[Extracted data entries]
▶

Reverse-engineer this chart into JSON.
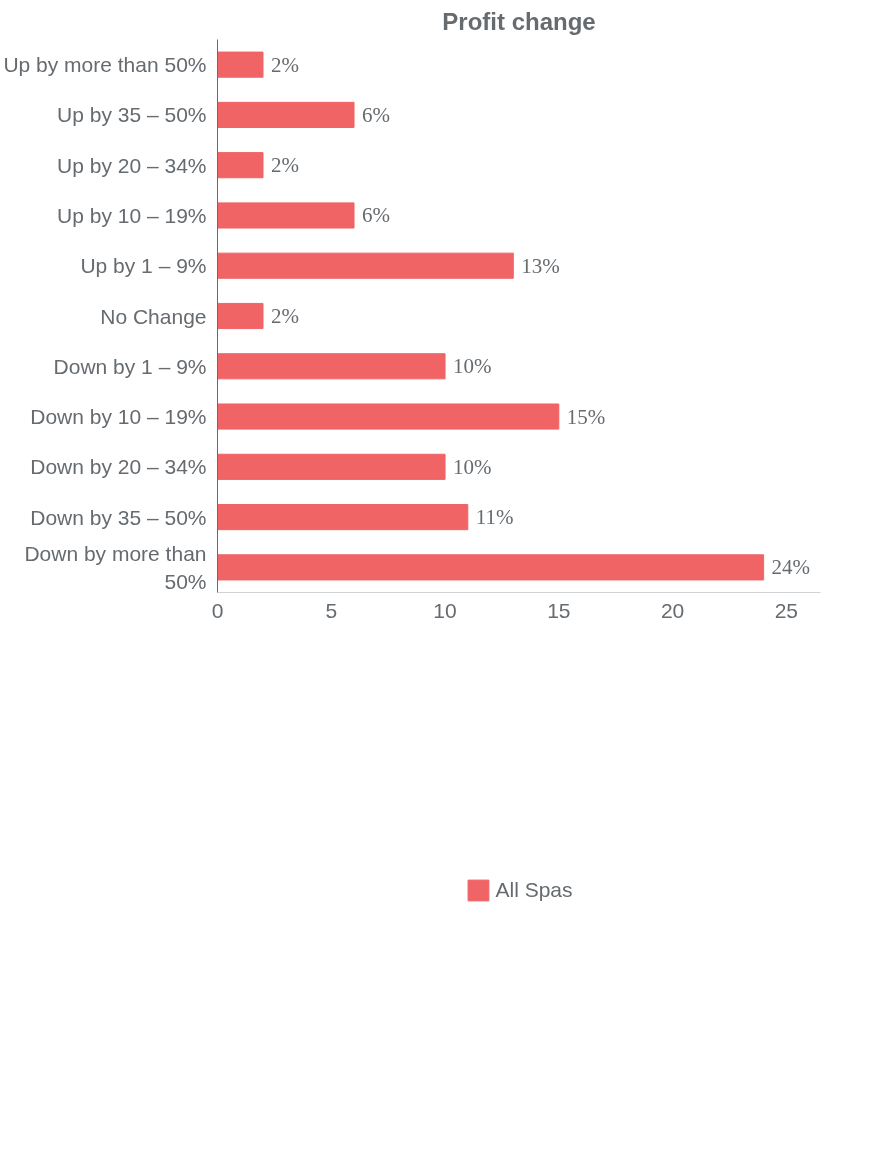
{
  "chart_data": {
    "type": "bar",
    "title": "Profit change",
    "orientation": "horizontal",
    "categories": [
      "Up by more than 50%",
      "Up by 35 – 50%",
      "Up by 20 – 34%",
      "Up by 10 – 19%",
      "Up by 1 – 9%",
      "No Change",
      "Down by 1 – 9%",
      "Down by 10 – 19%",
      "Down by 20 – 34%",
      "Down by 35 – 50%",
      "Down by more than 50%"
    ],
    "series": [
      {
        "name": "All Spas",
        "color": "#f06466",
        "values": [
          2,
          6,
          2,
          6,
          13,
          2,
          10,
          15,
          10,
          11,
          24
        ],
        "value_labels": [
          "2%",
          "6%",
          "2%",
          "6%",
          "13%",
          "2%",
          "10%",
          "15%",
          "10%",
          "11%",
          "24%"
        ]
      }
    ],
    "xlim": [
      0,
      26.5
    ],
    "xticks": [
      0,
      5,
      10,
      15,
      20,
      25
    ],
    "grid": false,
    "legend": "bottom"
  }
}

◀

• What you should do
Make an exact copy of all the material, but keep the pictures out of it.

• Task response
Reverse-engineer this chart into JSON.
{
  "chart_data": {
    "type": "bar",
    "title": "Profit change",
    "orientation": "horizontal",
    "categories": [
      "Up by more than 50%",
      "Up by 35 – 50%",
      "Up by 20 – 34%",
      "Up by 10 – 19%",
      "Up by 1 – 9%",
      "No Change",
      "Down by 1 – 9%",
      "Down by 10 – 19%",
      "Down by 20 – 34%",
      "Down by 35 – 50%",
      "Down by more than 50%"
    ],
    "series": [
      {
        "name": "All Spas",
        "color": "#f06466",
        "values": [
          2,
          6,
          2,
          6,
          13,
          2,
          10,
          15,
          10,
          11,
          24
        ],
        "value_labels": [
          "2%",
          "6%",
          "2%",
          "6%",
          "13%",
          "2%",
          "10%",
          "15%",
          "10%",
          "11%",
          "24%"
        ]
      }
    ],
    "xlim": [
      0,
      26.5
    ],
    "xticks": [
      0,
      5,
      10,
      15,
      20,
      25
    ],
    "grid": false,
    "legend": "bottom"
  }
}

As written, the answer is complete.